[Brief]
Copy every line of the data that includes the string "this".

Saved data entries

....................

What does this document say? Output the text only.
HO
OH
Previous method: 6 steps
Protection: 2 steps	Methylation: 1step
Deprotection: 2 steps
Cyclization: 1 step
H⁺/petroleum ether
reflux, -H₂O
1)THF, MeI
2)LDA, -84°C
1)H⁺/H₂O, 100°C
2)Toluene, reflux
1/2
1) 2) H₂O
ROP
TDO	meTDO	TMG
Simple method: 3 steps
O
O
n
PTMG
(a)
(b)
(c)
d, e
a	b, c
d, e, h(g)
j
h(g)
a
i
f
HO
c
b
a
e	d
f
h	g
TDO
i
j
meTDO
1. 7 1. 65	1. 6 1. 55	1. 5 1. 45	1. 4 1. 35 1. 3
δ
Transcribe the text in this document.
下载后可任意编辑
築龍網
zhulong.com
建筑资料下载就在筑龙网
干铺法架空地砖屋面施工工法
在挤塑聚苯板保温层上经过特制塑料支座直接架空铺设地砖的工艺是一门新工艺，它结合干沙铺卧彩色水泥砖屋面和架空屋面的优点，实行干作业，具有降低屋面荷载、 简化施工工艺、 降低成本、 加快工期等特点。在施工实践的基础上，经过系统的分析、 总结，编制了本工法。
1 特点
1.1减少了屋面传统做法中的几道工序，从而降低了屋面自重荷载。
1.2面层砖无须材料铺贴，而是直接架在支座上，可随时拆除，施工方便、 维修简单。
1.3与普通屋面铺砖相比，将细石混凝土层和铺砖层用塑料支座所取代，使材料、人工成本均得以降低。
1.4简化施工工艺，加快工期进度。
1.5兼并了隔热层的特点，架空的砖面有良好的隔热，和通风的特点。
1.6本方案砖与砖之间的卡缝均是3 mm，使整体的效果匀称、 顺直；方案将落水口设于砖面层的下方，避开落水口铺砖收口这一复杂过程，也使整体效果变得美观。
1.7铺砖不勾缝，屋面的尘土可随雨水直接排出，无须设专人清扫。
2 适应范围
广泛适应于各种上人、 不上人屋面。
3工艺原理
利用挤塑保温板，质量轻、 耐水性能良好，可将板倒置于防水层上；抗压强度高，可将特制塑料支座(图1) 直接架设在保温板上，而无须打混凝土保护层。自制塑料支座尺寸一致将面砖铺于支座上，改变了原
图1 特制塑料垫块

....................

[Answer in full]
What does this document say? Output the text only.
Transcribe the text in this document.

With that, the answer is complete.